● **Work task 1**
Translate this sentence from the catalysis abstract into Spanish: "The global decline of fossil fuels necessitates the development of alternative energies and resource-conserving processes."
● **Work task 2**
Write the next few sentences of the abstract on molybdenum-based catalysts, picking up after its final sentence.

● **Exercise text**
⁂
Research Information System
3rd EuCheMS (European Association for Chemical and Molecular Sciences)-Chemistry Congress, Nürnberg, Germany, 20 August - 02 September 2010, pp.62
The global decline of fossil fuels necessitates the development of alternative energies and resource-conserving processes. The conversion of lower alkanes, especially methane.[1] i.e. is a highly appreciated pathway in terms of availability and sustainability, but novel catalysts need to be created in order to make this conversion applicable. Here, molybdenum based catalysts present themselves as particularly versatile, ranging from enzymatic processes[2] in nature to heterogeneous catalysts like α-MoO3, which is a well-established precatalyst for the selective oxidation of alkanes.[3] However, only little is known about the detailed composition and reaction pathways of the catalytic active species and the investigation of suitable model systems is necessary.
⁂
● **Data provided**
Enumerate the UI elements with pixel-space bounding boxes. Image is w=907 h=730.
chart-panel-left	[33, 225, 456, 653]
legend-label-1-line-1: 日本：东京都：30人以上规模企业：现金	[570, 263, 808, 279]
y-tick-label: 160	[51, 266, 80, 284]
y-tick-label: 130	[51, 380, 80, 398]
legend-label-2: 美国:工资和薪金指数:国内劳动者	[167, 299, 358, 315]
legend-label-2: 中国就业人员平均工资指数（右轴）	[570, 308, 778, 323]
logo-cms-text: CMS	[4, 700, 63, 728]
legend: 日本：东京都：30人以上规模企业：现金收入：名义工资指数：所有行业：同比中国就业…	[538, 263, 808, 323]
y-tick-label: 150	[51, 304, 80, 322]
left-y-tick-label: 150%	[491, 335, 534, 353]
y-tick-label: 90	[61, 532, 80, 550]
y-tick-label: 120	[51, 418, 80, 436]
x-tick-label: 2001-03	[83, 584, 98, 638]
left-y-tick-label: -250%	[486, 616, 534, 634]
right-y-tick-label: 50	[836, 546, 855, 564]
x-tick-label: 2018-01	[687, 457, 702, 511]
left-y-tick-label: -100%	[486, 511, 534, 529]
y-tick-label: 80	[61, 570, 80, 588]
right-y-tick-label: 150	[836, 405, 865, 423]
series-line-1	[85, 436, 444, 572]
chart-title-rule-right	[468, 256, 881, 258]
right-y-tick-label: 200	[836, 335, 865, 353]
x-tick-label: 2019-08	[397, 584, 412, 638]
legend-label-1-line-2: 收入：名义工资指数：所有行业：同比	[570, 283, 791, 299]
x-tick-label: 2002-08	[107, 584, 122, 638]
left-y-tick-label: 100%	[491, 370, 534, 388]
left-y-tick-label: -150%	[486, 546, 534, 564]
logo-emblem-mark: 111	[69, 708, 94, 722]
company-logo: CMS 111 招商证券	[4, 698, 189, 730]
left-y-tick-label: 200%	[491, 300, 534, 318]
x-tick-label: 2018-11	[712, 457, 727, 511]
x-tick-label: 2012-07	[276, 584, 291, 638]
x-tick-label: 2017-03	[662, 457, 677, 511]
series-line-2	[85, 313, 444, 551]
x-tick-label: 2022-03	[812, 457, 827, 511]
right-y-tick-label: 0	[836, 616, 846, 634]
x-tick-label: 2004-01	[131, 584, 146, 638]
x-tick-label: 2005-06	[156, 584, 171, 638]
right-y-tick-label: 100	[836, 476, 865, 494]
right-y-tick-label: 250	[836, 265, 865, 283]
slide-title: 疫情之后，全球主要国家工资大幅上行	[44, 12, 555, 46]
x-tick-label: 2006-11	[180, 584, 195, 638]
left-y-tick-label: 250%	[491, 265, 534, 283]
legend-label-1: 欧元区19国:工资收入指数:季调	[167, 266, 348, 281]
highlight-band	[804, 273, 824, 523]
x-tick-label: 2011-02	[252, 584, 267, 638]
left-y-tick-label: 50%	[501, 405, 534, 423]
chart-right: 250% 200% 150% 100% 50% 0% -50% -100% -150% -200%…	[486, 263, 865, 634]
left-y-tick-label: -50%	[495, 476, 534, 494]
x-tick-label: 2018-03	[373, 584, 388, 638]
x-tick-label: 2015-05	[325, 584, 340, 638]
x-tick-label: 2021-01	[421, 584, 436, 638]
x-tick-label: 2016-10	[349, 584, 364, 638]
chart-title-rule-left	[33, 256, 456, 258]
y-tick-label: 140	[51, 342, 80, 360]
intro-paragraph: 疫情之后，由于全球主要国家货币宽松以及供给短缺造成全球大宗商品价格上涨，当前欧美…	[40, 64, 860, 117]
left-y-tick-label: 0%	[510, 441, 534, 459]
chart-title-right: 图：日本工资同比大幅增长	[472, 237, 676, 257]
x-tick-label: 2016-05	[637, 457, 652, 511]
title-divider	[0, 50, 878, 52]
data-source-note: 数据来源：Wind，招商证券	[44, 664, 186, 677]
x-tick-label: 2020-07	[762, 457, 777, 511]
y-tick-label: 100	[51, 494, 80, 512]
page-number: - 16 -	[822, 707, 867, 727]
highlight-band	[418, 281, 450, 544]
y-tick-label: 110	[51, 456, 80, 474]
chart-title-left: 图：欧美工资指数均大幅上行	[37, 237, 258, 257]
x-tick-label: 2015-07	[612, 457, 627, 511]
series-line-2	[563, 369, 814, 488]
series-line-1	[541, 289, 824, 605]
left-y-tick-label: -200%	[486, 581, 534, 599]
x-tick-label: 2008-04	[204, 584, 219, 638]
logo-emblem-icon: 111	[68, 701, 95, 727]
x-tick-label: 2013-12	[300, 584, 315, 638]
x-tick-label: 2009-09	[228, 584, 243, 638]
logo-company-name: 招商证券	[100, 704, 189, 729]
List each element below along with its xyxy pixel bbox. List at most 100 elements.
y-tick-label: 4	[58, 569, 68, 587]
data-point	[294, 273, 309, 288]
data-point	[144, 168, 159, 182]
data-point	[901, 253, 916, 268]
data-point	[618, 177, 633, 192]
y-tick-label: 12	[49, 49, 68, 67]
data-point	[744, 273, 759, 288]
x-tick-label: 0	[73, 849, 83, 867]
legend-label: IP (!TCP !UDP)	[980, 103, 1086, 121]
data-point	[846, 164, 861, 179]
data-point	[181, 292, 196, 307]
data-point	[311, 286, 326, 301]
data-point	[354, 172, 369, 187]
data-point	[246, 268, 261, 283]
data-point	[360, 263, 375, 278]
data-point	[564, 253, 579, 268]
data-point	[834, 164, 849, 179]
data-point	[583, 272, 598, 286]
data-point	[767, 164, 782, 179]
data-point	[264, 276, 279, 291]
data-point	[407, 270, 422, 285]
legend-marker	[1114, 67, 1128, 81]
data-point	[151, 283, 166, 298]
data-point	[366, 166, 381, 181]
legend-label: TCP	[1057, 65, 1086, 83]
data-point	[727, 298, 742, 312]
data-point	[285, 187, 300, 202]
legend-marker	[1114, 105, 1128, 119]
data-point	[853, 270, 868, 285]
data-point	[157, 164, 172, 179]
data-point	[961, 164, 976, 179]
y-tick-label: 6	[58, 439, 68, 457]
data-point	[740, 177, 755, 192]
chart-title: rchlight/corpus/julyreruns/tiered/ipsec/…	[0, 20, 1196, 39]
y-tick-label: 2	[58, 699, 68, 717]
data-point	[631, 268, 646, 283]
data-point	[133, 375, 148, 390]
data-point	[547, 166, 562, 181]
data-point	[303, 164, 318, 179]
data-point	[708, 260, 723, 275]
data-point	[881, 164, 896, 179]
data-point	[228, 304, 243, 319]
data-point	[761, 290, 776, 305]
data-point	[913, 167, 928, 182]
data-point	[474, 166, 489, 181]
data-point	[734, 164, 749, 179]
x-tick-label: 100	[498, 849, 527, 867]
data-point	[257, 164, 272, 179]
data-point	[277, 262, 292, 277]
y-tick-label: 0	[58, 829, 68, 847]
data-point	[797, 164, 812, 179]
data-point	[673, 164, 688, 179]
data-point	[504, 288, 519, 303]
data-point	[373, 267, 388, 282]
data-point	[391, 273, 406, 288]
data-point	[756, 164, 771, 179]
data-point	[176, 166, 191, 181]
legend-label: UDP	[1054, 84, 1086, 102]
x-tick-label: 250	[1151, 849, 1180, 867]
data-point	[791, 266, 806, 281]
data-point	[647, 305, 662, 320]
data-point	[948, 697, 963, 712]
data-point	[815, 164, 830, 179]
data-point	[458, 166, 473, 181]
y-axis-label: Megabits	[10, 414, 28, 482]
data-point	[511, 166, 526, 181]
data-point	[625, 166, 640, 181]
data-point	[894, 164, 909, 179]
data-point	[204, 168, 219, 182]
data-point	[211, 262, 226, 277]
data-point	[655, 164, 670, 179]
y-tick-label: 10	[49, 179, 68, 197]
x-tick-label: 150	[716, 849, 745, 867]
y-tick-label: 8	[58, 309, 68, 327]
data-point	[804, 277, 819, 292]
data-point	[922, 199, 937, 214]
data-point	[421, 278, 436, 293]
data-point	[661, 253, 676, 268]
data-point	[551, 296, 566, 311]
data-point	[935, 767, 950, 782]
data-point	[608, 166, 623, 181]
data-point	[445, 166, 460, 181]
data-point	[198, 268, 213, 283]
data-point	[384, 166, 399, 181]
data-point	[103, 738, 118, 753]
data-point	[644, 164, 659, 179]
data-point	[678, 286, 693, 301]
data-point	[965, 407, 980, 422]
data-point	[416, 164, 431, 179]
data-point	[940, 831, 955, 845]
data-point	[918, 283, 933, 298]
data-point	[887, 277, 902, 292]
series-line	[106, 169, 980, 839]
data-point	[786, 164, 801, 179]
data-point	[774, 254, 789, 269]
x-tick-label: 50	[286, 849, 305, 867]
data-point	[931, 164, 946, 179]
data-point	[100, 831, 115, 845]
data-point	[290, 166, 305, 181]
⁂
● **Written reply 1**
El declive mundial de los combustibles fósiles hace necesario el desarrollo de energías alternativas y de procesos que conserven los recursos.

● **Written reply 2**
Because of their intrinsic variability and complexity dinuclear molybdenum complexes of the structure Mo2(OR)6 present themselves as convenient starting materials.[4] In our group we recently developed novel approaches to selectively derivatize and oxidize these systems[5] in order to provide new molecular model systems, which are tested for their catalytic activity, modified and adapted to certain reaction pathways. Applying these tools, we discovered surprising details and insights into the world of molybdenum based catalysis.
Literature:
[1] G. A. Olah, Angew. Chem. 2005, 117, 2692;
[2] R. Hille, Chem. Rev. 1996, 96, 2757;
[3] K. Aokia et al., Catalysis Today 1998, 45, 29;
[4] M. H. Chisholm et al., Inorg. Chem. 1976, 16, 1801;
[5] J. Ma.; Y. Aksu; L.J. Gregoriades, J. Sauer, M. Driess, Dalton Trans. 2010, 39, 103.